Take the material and output all of it exactly.

[Records contained in a dataset]

━━━━━━━━━━━━━━━━━━━━━━━━━━━━━━

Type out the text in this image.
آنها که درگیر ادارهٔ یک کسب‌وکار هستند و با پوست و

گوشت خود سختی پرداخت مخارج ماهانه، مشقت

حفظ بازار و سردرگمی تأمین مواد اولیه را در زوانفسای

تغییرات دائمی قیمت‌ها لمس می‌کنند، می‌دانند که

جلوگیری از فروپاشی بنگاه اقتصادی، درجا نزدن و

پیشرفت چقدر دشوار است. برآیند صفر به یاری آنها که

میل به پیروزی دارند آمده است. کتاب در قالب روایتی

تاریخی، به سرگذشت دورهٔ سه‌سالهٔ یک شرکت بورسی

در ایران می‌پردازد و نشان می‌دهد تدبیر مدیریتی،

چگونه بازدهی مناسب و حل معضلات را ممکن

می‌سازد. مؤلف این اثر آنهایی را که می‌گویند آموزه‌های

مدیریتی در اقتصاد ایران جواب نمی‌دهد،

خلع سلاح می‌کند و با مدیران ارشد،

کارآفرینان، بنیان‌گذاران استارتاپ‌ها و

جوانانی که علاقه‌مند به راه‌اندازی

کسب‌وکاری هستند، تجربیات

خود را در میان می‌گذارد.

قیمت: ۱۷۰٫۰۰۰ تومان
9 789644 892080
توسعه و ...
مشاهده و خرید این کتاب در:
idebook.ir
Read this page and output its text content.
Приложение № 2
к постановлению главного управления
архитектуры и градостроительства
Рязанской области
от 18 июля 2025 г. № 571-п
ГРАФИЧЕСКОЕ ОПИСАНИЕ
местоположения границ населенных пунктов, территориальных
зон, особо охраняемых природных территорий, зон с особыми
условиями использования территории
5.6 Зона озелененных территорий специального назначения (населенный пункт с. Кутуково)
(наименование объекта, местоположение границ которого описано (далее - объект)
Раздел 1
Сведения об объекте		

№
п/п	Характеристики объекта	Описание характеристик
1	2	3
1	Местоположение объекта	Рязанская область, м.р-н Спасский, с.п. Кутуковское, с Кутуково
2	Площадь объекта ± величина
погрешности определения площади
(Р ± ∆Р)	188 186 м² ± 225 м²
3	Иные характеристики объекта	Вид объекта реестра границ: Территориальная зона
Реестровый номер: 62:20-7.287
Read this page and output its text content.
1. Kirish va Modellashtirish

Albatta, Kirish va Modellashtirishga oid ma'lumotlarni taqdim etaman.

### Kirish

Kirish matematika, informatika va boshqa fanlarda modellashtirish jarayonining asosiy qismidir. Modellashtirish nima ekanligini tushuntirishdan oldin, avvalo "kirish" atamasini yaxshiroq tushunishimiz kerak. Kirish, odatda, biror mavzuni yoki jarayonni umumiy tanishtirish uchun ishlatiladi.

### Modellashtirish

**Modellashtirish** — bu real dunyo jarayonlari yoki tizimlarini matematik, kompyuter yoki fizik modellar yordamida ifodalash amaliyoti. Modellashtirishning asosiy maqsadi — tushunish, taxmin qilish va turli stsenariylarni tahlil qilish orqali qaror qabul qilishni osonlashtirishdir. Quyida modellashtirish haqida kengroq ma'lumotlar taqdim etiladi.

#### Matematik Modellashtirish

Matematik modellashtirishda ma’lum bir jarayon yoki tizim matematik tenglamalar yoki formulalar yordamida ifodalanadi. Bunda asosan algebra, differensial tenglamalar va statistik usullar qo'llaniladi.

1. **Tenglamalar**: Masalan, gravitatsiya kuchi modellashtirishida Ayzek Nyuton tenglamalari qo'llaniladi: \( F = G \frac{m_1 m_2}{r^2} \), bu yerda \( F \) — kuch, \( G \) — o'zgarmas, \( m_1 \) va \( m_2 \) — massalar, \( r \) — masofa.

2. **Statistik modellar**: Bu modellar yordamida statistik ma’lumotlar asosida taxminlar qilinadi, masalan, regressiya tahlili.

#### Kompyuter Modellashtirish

━━━━━━━━━━━━━━━━━━━━━━━━━━━━━━

◆ **The answer**:
Type out the text in this image.
آنها که درگیر ادارهٔ یک کسب‌وکار هستند و با پوست و

گوشت خود سختی پرداخت مخارج ماهانه، مشقت

حفظ بازار و سردرگمی تأمین مواد اولیه را در زوانفسای

تغییرات دائمی قیمت‌ها لمس می‌کنند، می‌دانند که

جلوگیری از فروپاشی بنگاه اقتصادی، درجا نزدن و

پیشرفت چقدر دشوار است. برآیند صفر به یاری آنها که

میل به پیروزی دارند آمده است. کتاب در قالب روایتی

تاریخی، به سرگذشت دورهٔ سه‌سالهٔ یک شرکت بورسی

در ایران می‌پردازد و نشان می‌دهد تدبیر مدیریتی،

چگونه بازدهی مناسب و حل معضلات را ممکن

می‌سازد. مؤلف این اثر آنهایی را که می‌گویند آموزه‌های

مدیریتی در اقتصاد ایران جواب نمی‌دهد،

خلع سلاح می‌کند و با مدیران ارشد،

کارآفرینان، بنیان‌گذاران استارتاپ‌ها و

جوانانی که علاقه‌مند به راه‌اندازی

کسب‌وکاری هستند، تجربیات

خود را در میان می‌گذارد.

قیمت: ۱۷۰٫۰۰۰ تومان
9 789644 892080
توسعه و ...
مشاهده و خرید این کتاب در:
idebook.ir
Read this page and output its text content.
Приложение № 2
к постановлению главного управления
архитектуры и градостроительства
Рязанской области
от 18 июля 2025 г. № 571-п
ГРАФИЧЕСКОЕ ОПИСАНИЕ
местоположения границ населенных пунктов, территориальных
зон, особо охраняемых природных территорий, зон с особыми
условиями использования территории
5.6 Зона озелененных территорий специального назначения (населенный пункт с. Кутуково)
(наименование объекта, местоположение границ которого описано (далее - объект)
Раздел 1
Сведения об объекте		

№
п/п	Характеристики объекта	Описание характеристик
1	2	3
1	Местоположение объекта	Рязанская область, м.р-н Спасский, с.п. Кутуковское, с Кутуково
2	Площадь объекта ± величина
погрешности определения площади
(Р ± ∆Р)	188 186 м² ± 225 м²
3	Иные характеристики объекта	Вид объекта реестра границ: Территориальная зона
Реестровый номер: 62:20-7.287
Read this page and output its text content.
1. Kirish va Modellashtirish

Albatta, Kirish va Modellashtirishga oid ma'lumotlarni taqdim etaman.

### Kirish

Kirish matematika, informatika va boshqa fanlarda modellashtirish jarayonining asosiy qismidir. Modellashtirish nima ekanligini tushuntirishdan oldin, avvalo "kirish" atamasini yaxshiroq tushunishimiz kerak. Kirish, odatda, biror mavzuni yoki jarayonni umumiy tanishtirish uchun ishlatiladi.

### Modellashtirish

**Modellashtirish** — bu real dunyo jarayonlari yoki tizimlarini matematik, kompyuter yoki fizik modellar yordamida ifodalash amaliyoti. Modellashtirishning asosiy maqsadi — tushunish, taxmin qilish va turli stsenariylarni tahlil qilish orqali qaror qabul qilishni osonlashtirishdir. Quyida modellashtirish haqida kengroq ma'lumotlar taqdim etiladi.

#### Matematik Modellashtirish

Matematik modellashtirishda ma’lum bir jarayon yoki tizim matematik tenglamalar yoki formulalar yordamida ifodalanadi. Bunda asosan algebra, differensial tenglamalar va statistik usullar qo'llaniladi.

1. **Tenglamalar**: Masalan, gravitatsiya kuchi modellashtirishida Ayzek Nyuton tenglamalari qo'llaniladi: \( F = G \frac{m_1 m_2}{r^2} \), bu yerda \( F \) — kuch, \( G \) — o'zgarmas, \( m_1 \) va \( m_2 \) — massalar, \( r \) — masofa.

2. **Statistik modellar**: Bu modellar yordamida statistik ma’lumotlar asosida taxminlar qilinadi, masalan, regressiya tahlili.

#### Kompyuter Modellashtirish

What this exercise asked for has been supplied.